◆ **Written instruction**: Filter the records for lines holding the string "espresso".

## Start Data listing

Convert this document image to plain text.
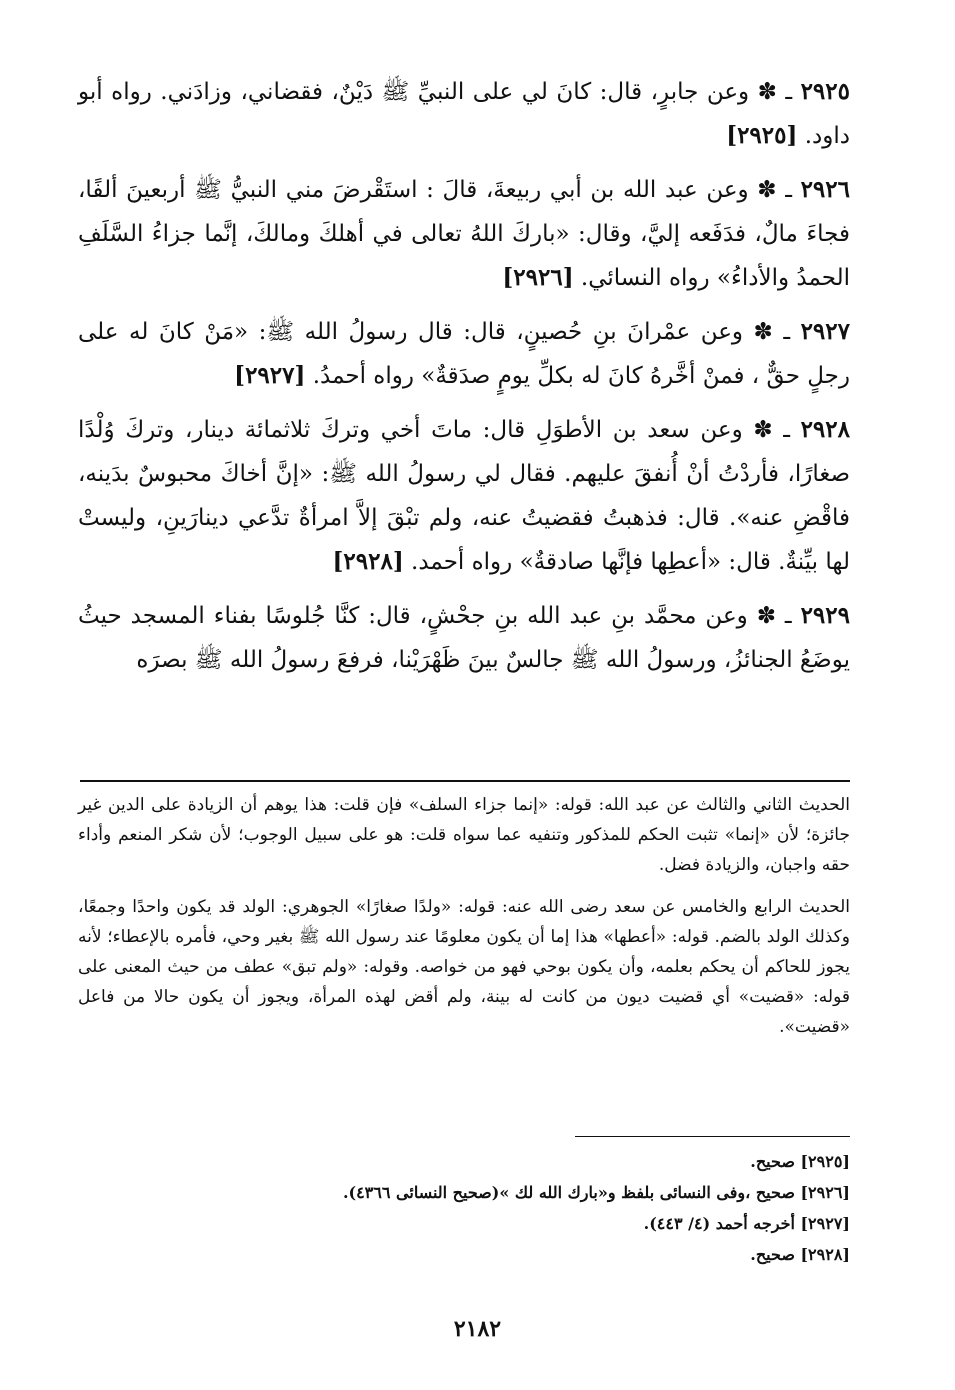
٢٩٢٥ ـ ✽ وعن جابرٍ، قال: كانَ لي على النبيِّ ﷺ دَيْنٌ، فقضاني، وزادَني. رواه أبو داود. [٢٩٢٥]

٢٩٢٦ ـ ✽ وعن عبد الله بن أبي ربيعةَ، قالَ : استَقْرضَ مني النبيُّ ﷺ أربعينَ ألفًا، فجاءَ مالٌ، فدَفَعه إليَّ، وقال: «باركَ اللهُ تعالى في أهلكَ ومالكَ، إنَّما جزاءُ السَّلَفِ الحمدُ والأداءُ» رواه النسائي. [٢٩٢٦]

٢٩٢٧ ـ ✽ وعن عمْرانَ بنِ حُصينٍ، قال: قال رسولُ الله ﷺ: «مَنْ كانَ له على رجلٍ حقٌّ ، فمنْ أخَّرهُ كانَ له بكلِّ يومٍ صدَقةٌ» رواه أحمدُ. [٢٩٢٧]

٢٩٢٨ ـ ✽ وعن سعد بن الأطوَلِ قال: ماتَ أخي وتركَ ثلاثمائة دينار، وتركَ وُلْدًا صغارًا، فأردْتُ أنْ أُنفقَ عليهم. فقال لي رسولُ الله ﷺ: «إنَّ أخاكَ محبوسٌ بدَينه، فاقْضِ عنه». قال: فذهبتُ فقضيتُ عنه، ولم تبْقَ إلاَّ امرأةٌ تدَّعي دينارَينِ، وليستْ لها بيِّنةٌ. قال: «أعطِها فإنَّها صادقةٌ» رواه أحمد. [٢٩٢٨]

٢٩٢٩ ـ ✽ وعن محمَّد بنِ عبد الله بنِ جحْشٍ، قال: كنَّا جُلوسًا بفناء المسجد حيثُ يوضَعُ الجنائزُ، ورسولُ الله ﷺ جالسٌ بينَ ظَهْرَيْنا، فرفعَ رسولُ الله ﷺ بصرَه

الحديث الثاني والثالث عن عبد الله: قوله: «إنما جزاء السلف» فإن قلت: هذا يوهم أن الزيادة على الدين غير جائزة؛ لأن «إنما» تثبت الحكم للمذكور وتنفيه عما سواه قلت: هو على سبيل الوجوب؛ لأن شكر المنعم وأداء حقه واجبان، والزيادة فضل.

الحديث الرابع والخامس عن سعد رضى الله عنه: قوله: «ولدًا صغارًا» الجوهري: الولد قد يكون واحدًا وجمعًا، وكذلك الولد بالضم. قوله: «أعطها» هذا إما أن يكون معلومًا عند رسول الله ﷺ بغير وحي، فأمره بالإعطاء؛ لأنه يجوز للحاكم أن يحكم بعلمه، وأن يكون بوحي فهو من خواصه. وقوله: «ولم تبق» عطف من حيث المعنى على قوله: «قضيت» أي قضيت ديون من كانت له بينة، ولم أقض لهذه المرأة، ويجوز أن يكون حالا من فاعل «قضيت».

[٢٩٢٥] صحيح.
[٢٩٢٦] صحيح ،وفى النسائى بلفظ و«بارك الله لك »(صحيح النسائى ٤٣٦٦).
[٢٩٢٧] أخرجه أحمد (٤/ ٤٤٣).
[٢٩٢٨] صحيح.
٢١٨٢
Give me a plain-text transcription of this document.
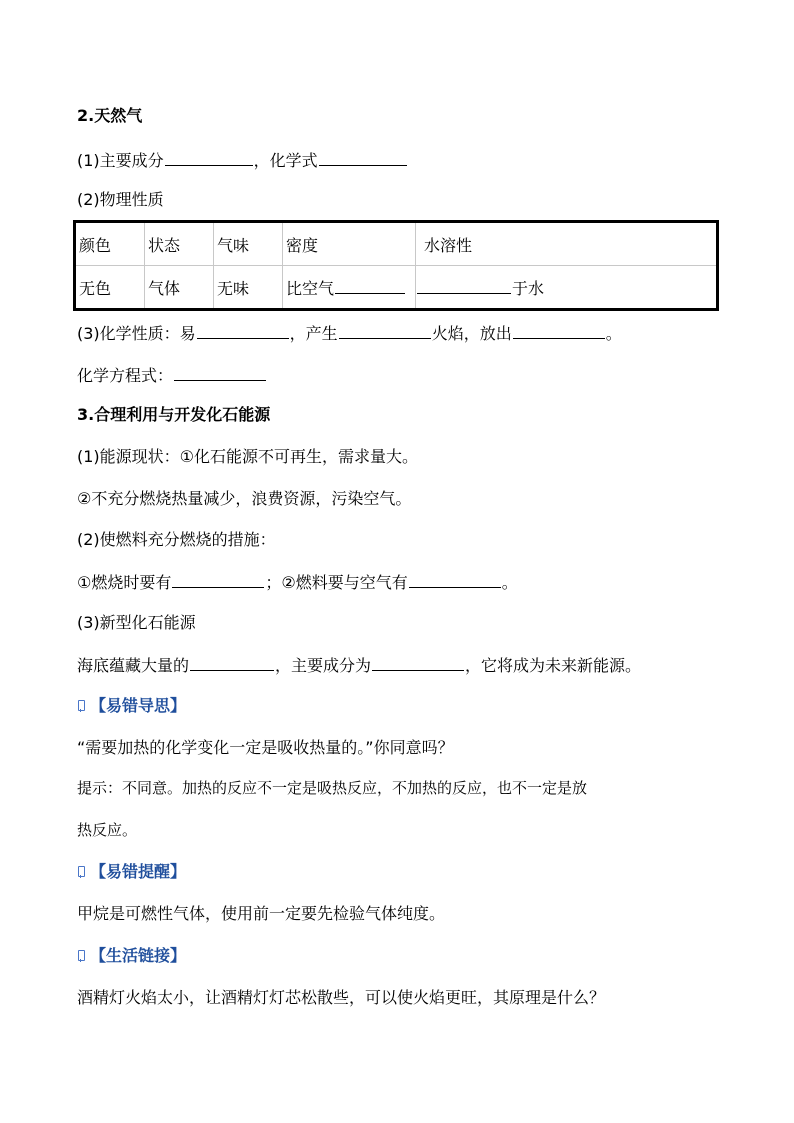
2.天然气
(1)主要成分	，化学式
(2)物理性质
颜色	状态	气味	密度	水溶性
无色	气体	无味	比空气	于水
(3)化学性质：易	，产生	火焰，放出	。
化学方程式：
3.合理利用与开发化石能源
(1)能源现状：①化石能源不可再生，需求量大。
②不充分燃烧热量减少，浪费资源，污染空气。
(2)使燃料充分燃烧的措施：
①燃烧时要有	；②燃料要与空气有	。
(3)新型化石能源
海底蕴藏大量的	，主要成分为	，它将成为未来新能源。
【易错导思】
“需要加热的化学变化一定是吸收热量的。”你同意吗？
提示：不同意。加热的反应不一定是吸热反应，不加热的反应，也不一定是放
热反应。
【易错提醒】
甲烷是可燃性气体，使用前一定要先检验气体纯度。
【生活链接】
酒精灯火焰太小，让酒精灯灯芯松散些，可以使火焰更旺，其原理是什么？
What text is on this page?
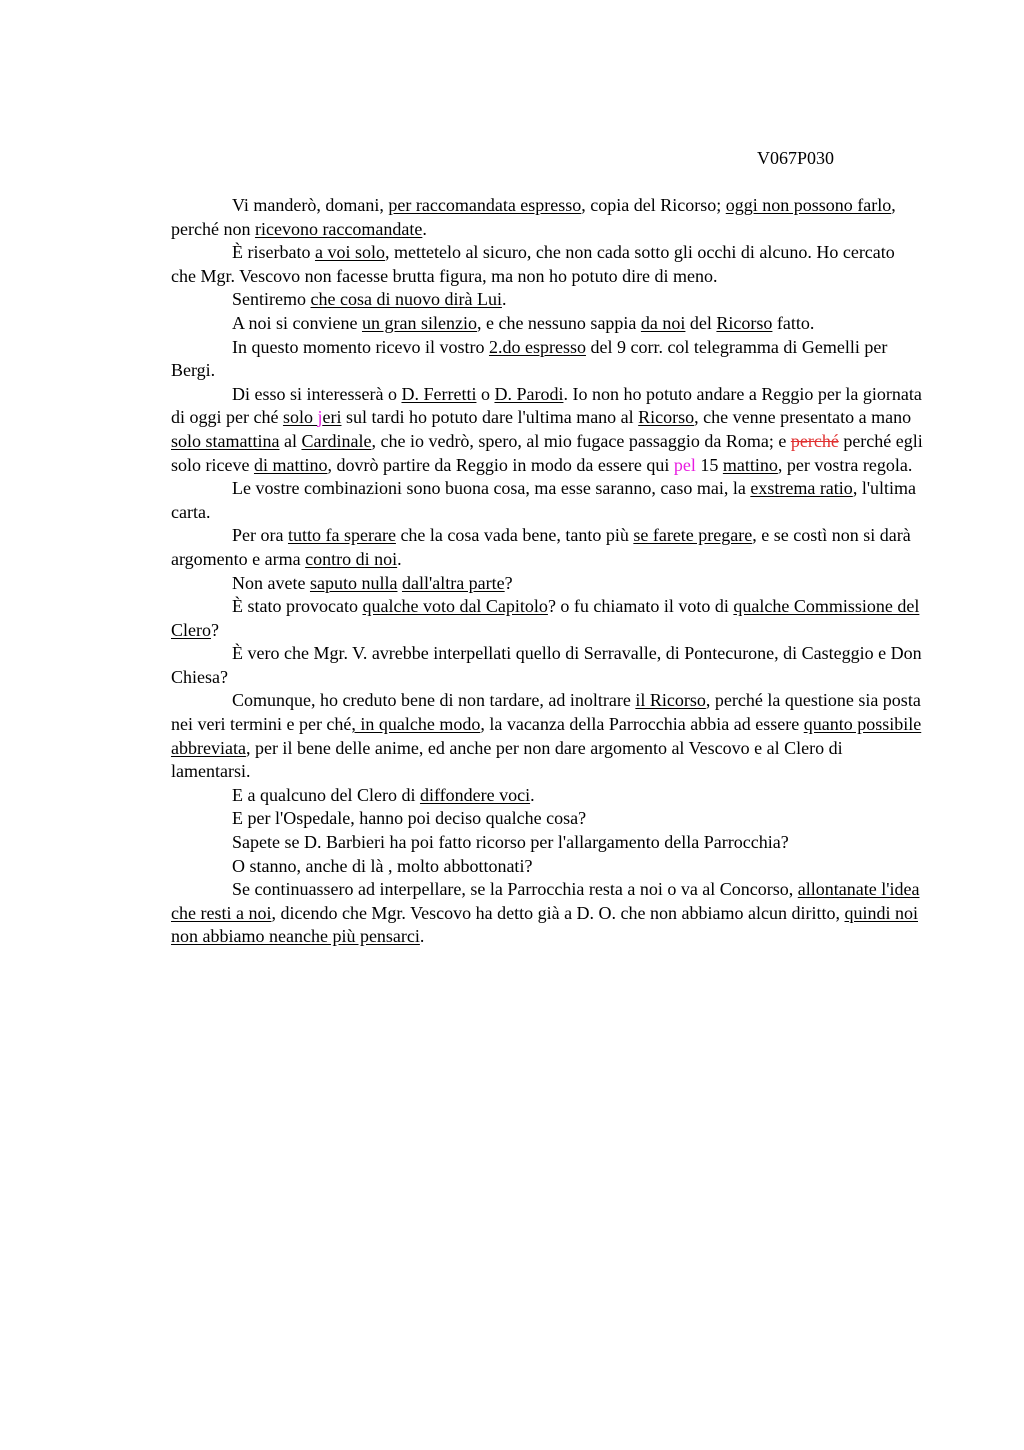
V067P030

Vi manderò, domani, per raccomandata espresso, copia del Ricorso; oggi non possono farlo, perché non ricevono raccomandate.

È riserbato a voi solo, mettetelo al sicuro, che non cada sotto gli occhi di alcuno. Ho cercato che Mgr. Vescovo non facesse brutta figura, ma non ho potuto dire di meno.

Sentiremo che cosa di nuovo dirà Lui.

A noi si conviene un gran silenzio, e che nessuno sappia da noi del Ricorso fatto.

In questo momento ricevo il vostro 2.do espresso del 9 corr. col telegramma di Gemelli per Bergi.

Di esso si interesserà o D. Ferretti o D. Parodi. Io non ho potuto andare a Reggio per la giornata di oggi per ché solo jeri sul tardi ho potuto dare l'ultima mano al Ricorso, che venne presentato a mano solo stamattina al Cardinale, che io vedrò, spero, al mio fugace passaggio da Roma; e perché perché egli solo riceve di mattino, dovrò partire da Reggio in modo da essere qui pel 15 mattino, per vostra regola.

Le vostre combinazioni sono buona cosa, ma esse saranno, caso mai, la exstrema ratio, l'ultima carta.

Per ora tutto fa sperare che la cosa vada bene, tanto più se farete pregare, e se costì non si darà argomento e arma contro di noi.

Non avete saputo nulla dall'altra parte?

È stato provocato qualche voto dal Capitolo? o fu chiamato il voto di qualche Commissione del Clero?

È vero che Mgr. V. avrebbe interpellati quello di Serravalle, di Pontecurone, di Casteggio e Don Chiesa?

Comunque, ho creduto bene di non tardare, ad inoltrare il Ricorso, perché la questione sia posta nei veri termini e per ché, in qualche modo, la vacanza della Parrocchia abbia ad essere quanto possibile abbreviata, per il bene delle anime, ed anche per non dare argomento al Vescovo e al Clero di lamentarsi.

E a qualcuno del Clero di diffondere voci.

E per l'Ospedale, hanno poi deciso qualche cosa?

Sapete se D. Barbieri ha poi fatto ricorso per l'allargamento della Parrocchia?

O stanno, anche di là , molto abbottonati?

Se continuassero ad interpellare, se la Parrocchia resta a noi o va al Concorso, allontanate l'idea che resti a noi, dicendo che Mgr. Vescovo ha detto già a D. O. che non abbiamo alcun diritto, quindi noi non abbiamo neanche più pensarci.
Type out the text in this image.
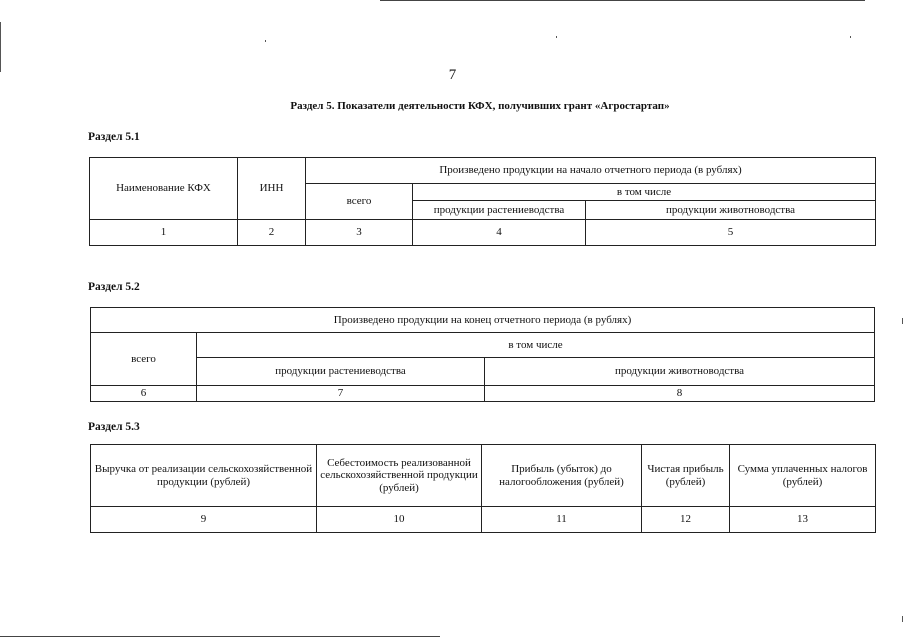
7
Раздел 5. Показатели деятельности КФХ, получивших грант «Агростартап»
Раздел 5.1
Наименование КФХ	ИНН	Произведено продукции на начало отчетного периода (в рублях)		
		всего	в том числе	
			продукции растениеводства	продукции животноводства
1	2	3	4	5
Раздел 5.2
Произведено продукции на конец отчетного периода (в рублях)		
всего	в том числе	
	продукции растениеводства	продукции животноводства
6	7	8
Раздел 5.3
Выручка от реализации сельскохозяйственной продукции (рублей)	Себестоимость реализованной сельскохозяйственной продукции (рублей)	Прибыль (убыток) до налогообложения (рублей)	Чистая прибыль (рублей)	Сумма уплаченных налогов (рублей)
9	10	11	12	13
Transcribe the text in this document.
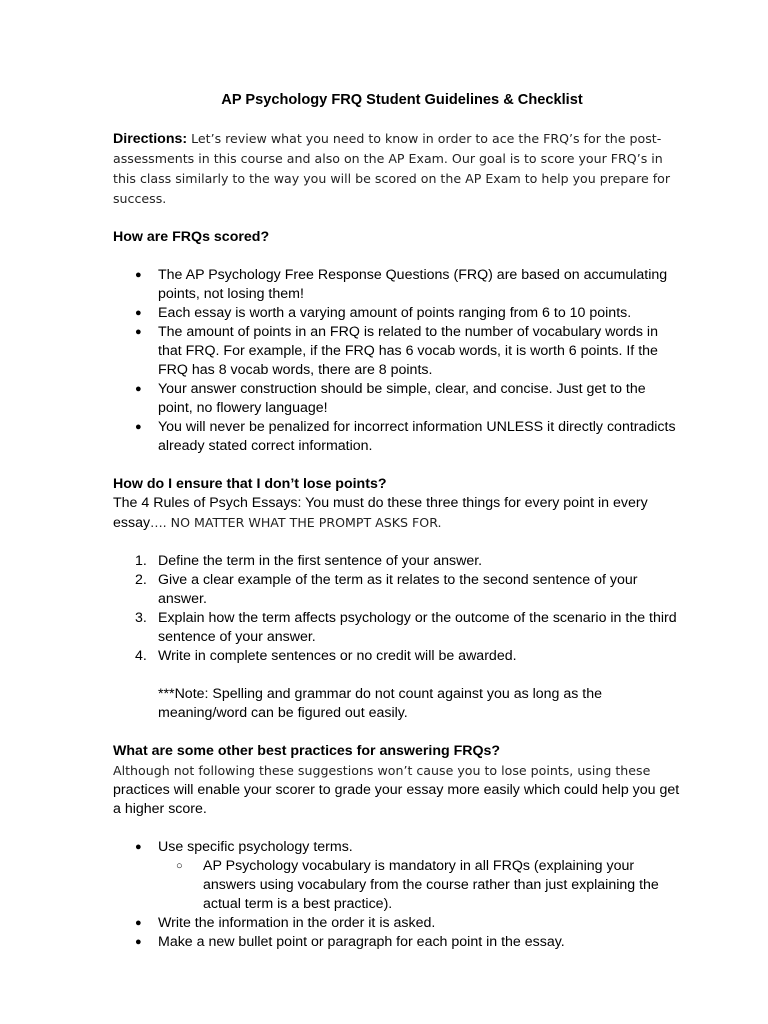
AP Psychology FRQ Student Guidelines & Checklist

Directions: Let’s review what you need to know in order to ace the FRQ’s for the post-assessments in this course and also on the AP Exam. Our goal is to score your FRQ’s in this class similarly to the way you will be scored on the AP Exam to help you prepare for success.

How are FRQs scored?

● The AP Psychology Free Response Questions (FRQ) are based on accumulating points, not losing them!
● Each essay is worth a varying amount of points ranging from 6 to 10 points.
● The amount of points in an FRQ is related to the number of vocabulary words in that FRQ. For example, if the FRQ has 6 vocab words, it is worth 6 points. If the FRQ has 8 vocab words, there are 8 points.
● Your answer construction should be simple, clear, and concise. Just get to the point, no flowery language!
● You will never be penalized for incorrect information UNLESS it directly contradicts already stated correct information.

How do I ensure that I don’t lose points?

The 4 Rules of Psych Essays: You must do these three things for every point in every essay…. NO MATTER WHAT THE PROMPT ASKS FOR.

1. Define the term in the first sentence of your answer.
2. Give a clear example of the term as it relates to the second sentence of your answer.
3. Explain how the term affects psychology or the outcome of the scenario in the third sentence of your answer.
4. Write in complete sentences or no credit will be awarded.

***Note: Spelling and grammar do not count against you as long as the meaning/word can be figured out easily.

What are some other best practices for answering FRQs?

Although not following these suggestions won’t cause you to lose points, using these practices will enable your scorer to grade your essay more easily which could help you get a higher score.

● Use specific psychology terms.
○ AP Psychology vocabulary is mandatory in all FRQs (explaining your answers using vocabulary from the course rather than just explaining the actual term is a best practice).
● Write the information in the order it is asked.
● Make a new bullet point or paragraph for each point in the essay.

## End Data listing

◆ **Worked solution**:
Vi manderò, domani, per raccomandata espresso, copia del Ricorso; oggi non possono farlo, perché non ricevono raccomandate.
In questo momento ricevo il vostro 2.do espresso del 9 corr. col telegramma di Gemelli per Bergi.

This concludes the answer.